• **JOB**
Identify each line below that contains the word "jumpnumber", and copy it out.

***** WORKING DATA

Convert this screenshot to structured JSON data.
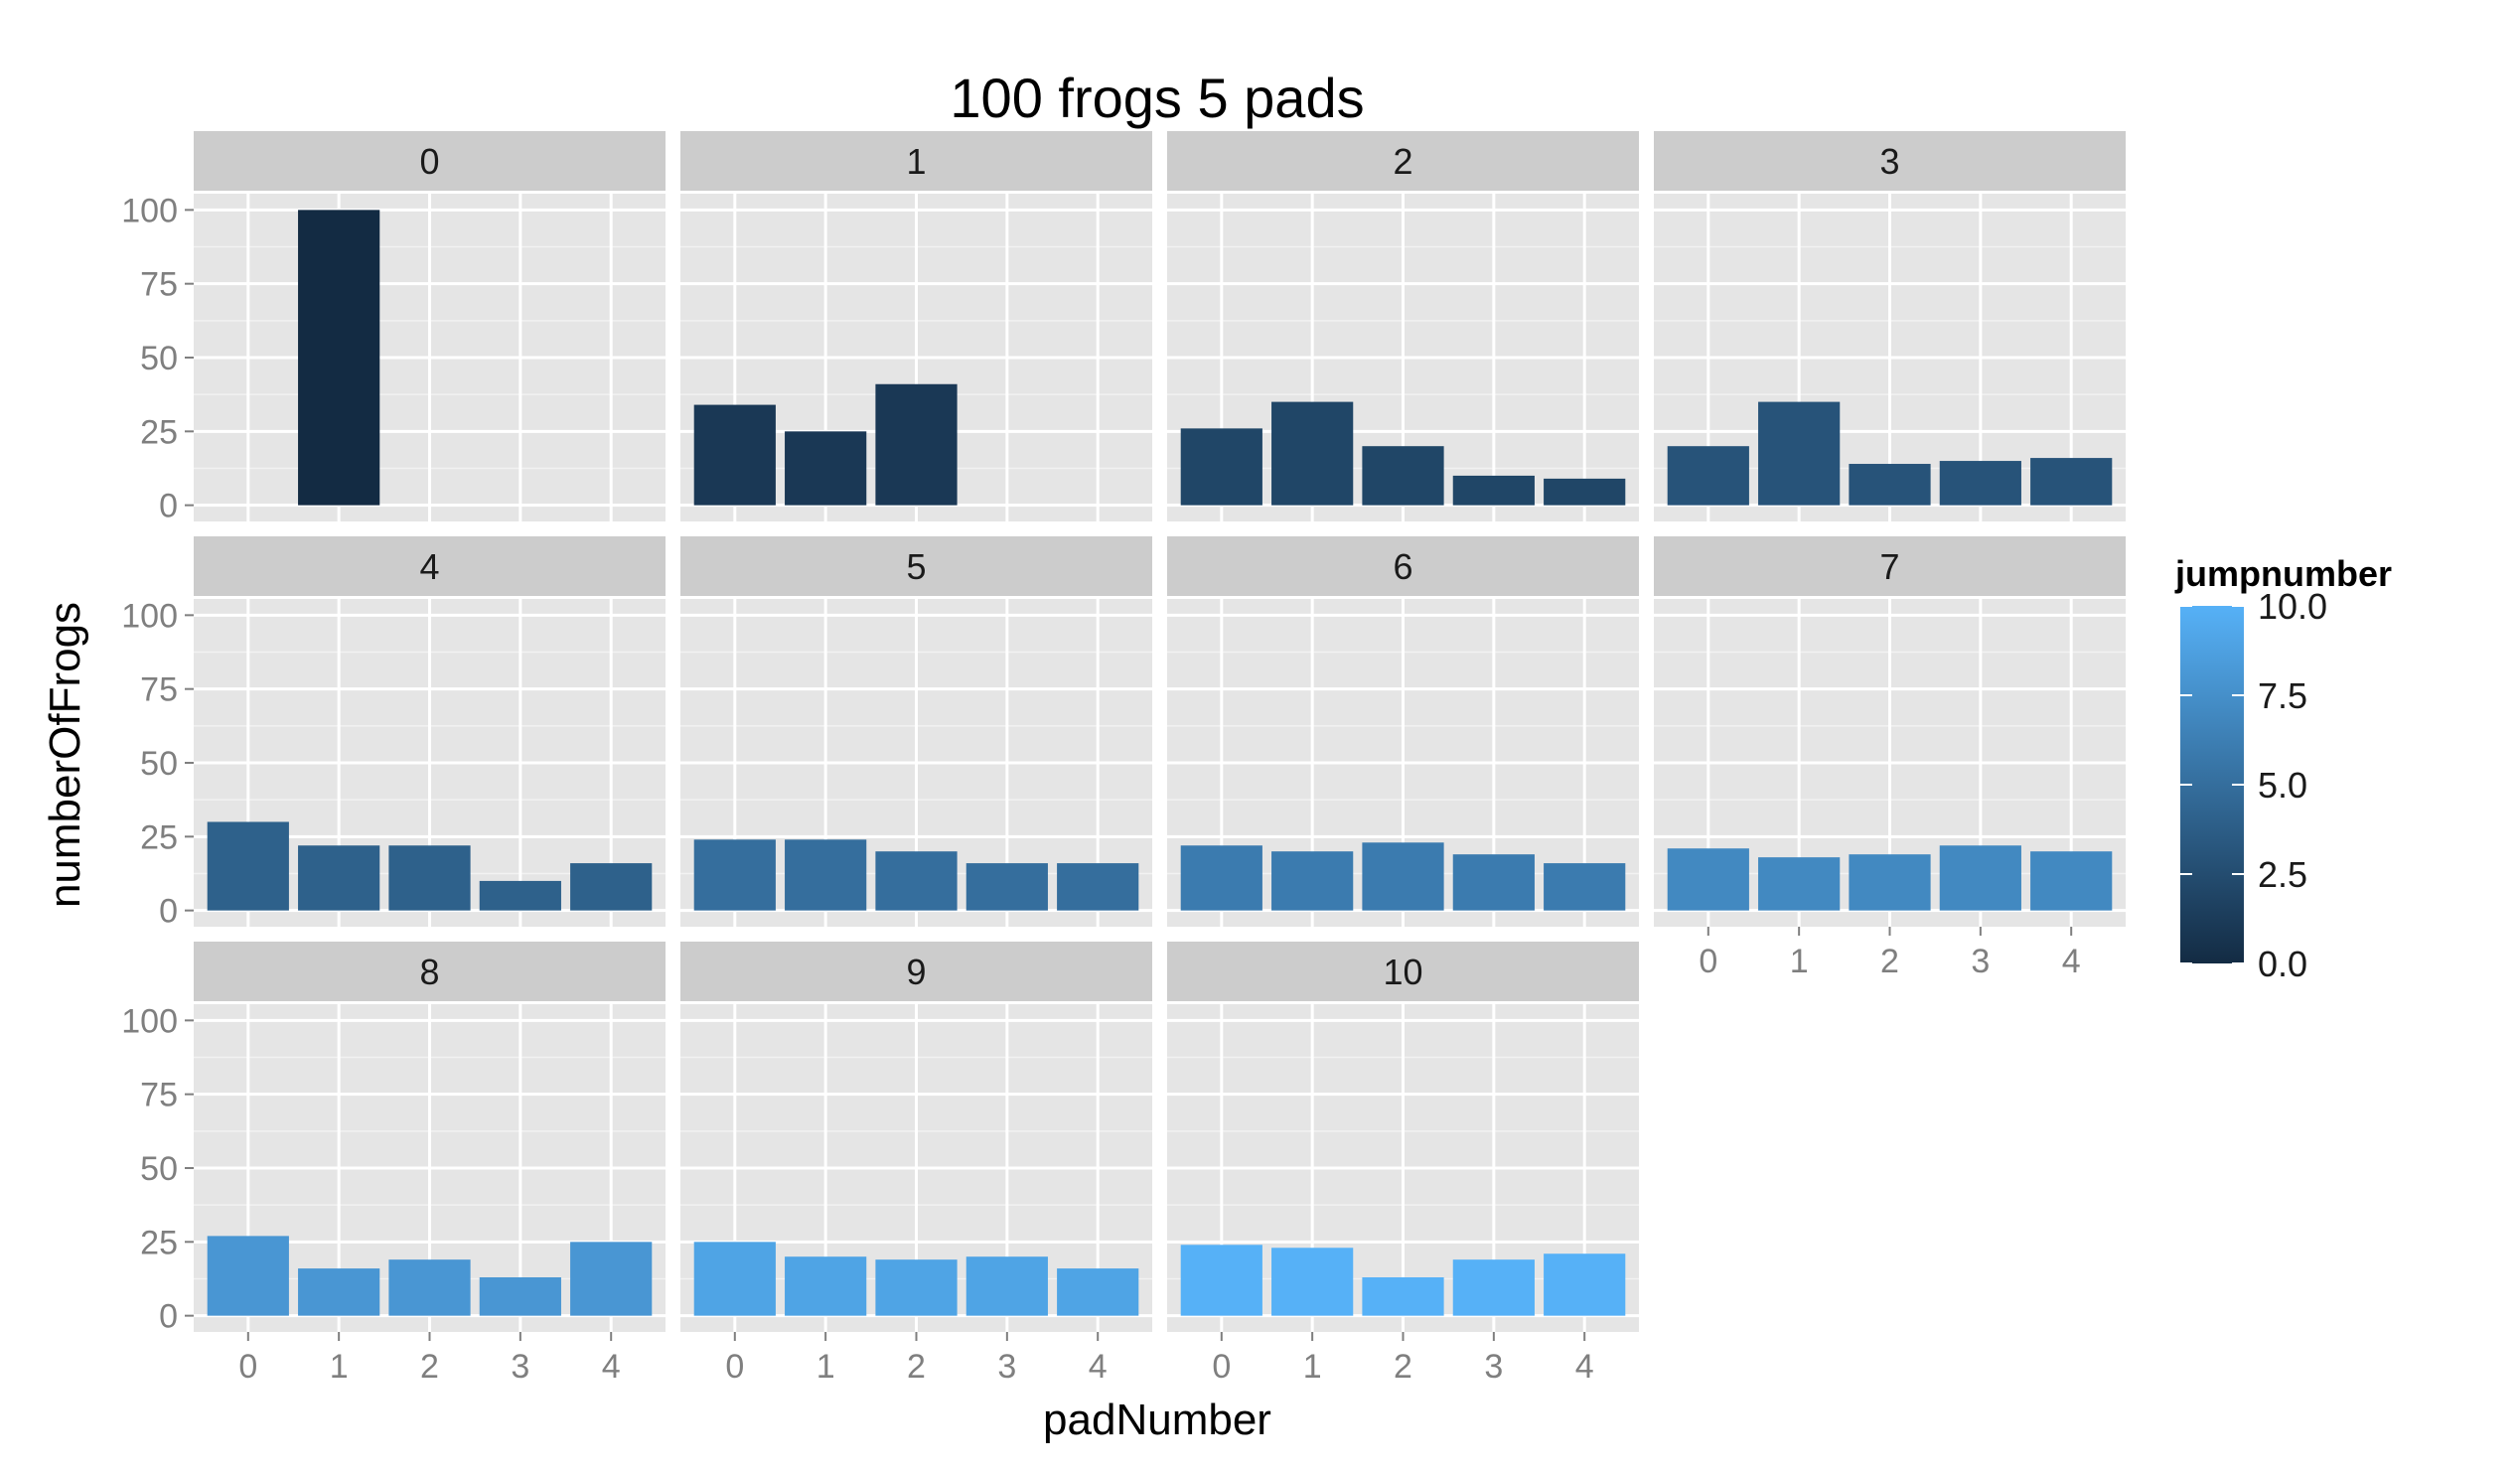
{
  "chart_data": {
    "type": "bar",
    "title": "100 frogs 5 pads",
    "xlabel": "padNumber",
    "ylabel": "numberOfFrogs",
    "facet_by": "jumpnumber",
    "facet_columns": 4,
    "categories": [
      0,
      1,
      2,
      3,
      4
    ],
    "ylim": [
      0,
      100
    ],
    "yticks": [
      0,
      25,
      50,
      75,
      100
    ],
    "grid": true,
    "legend": {
      "title": "jumpnumber",
      "placement": "right",
      "type": "colorbar",
      "range": [
        0,
        10
      ],
      "ticks": [
        "0.0",
        "2.5",
        "5.0",
        "7.5",
        "10.0"
      ],
      "low_color": "#132B43",
      "high_color": "#56B1F7"
    },
    "panel_background": "#e5e5e5",
    "strip_background": "#cccccc",
    "facets": [
      {
        "jump": 0,
        "label": "0",
        "values": [
          0,
          100,
          0,
          0,
          0
        ]
      },
      {
        "jump": 1,
        "label": "1",
        "values": [
          34,
          25,
          41,
          0,
          0
        ]
      },
      {
        "jump": 2,
        "label": "2",
        "values": [
          26,
          35,
          20,
          10,
          9
        ]
      },
      {
        "jump": 3,
        "label": "3",
        "values": [
          20,
          35,
          14,
          15,
          16
        ]
      },
      {
        "jump": 4,
        "label": "4",
        "values": [
          30,
          22,
          22,
          10,
          16
        ]
      },
      {
        "jump": 5,
        "label": "5",
        "values": [
          24,
          24,
          20,
          16,
          16
        ]
      },
      {
        "jump": 6,
        "label": "6",
        "values": [
          22,
          20,
          23,
          19,
          16
        ]
      },
      {
        "jump": 7,
        "label": "7",
        "values": [
          21,
          18,
          19,
          22,
          20
        ]
      },
      {
        "jump": 8,
        "label": "8",
        "values": [
          27,
          16,
          19,
          13,
          25
        ]
      },
      {
        "jump": 9,
        "label": "9",
        "values": [
          25,
          20,
          19,
          20,
          16
        ]
      },
      {
        "jump": 10,
        "label": "10",
        "values": [
          24,
          23,
          13,
          19,
          21
        ]
      }
    ]
  }
}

**********

• **ANSWER BELOW**
    "facet_by": "jumpnumber",
      "title": "jumpnumber",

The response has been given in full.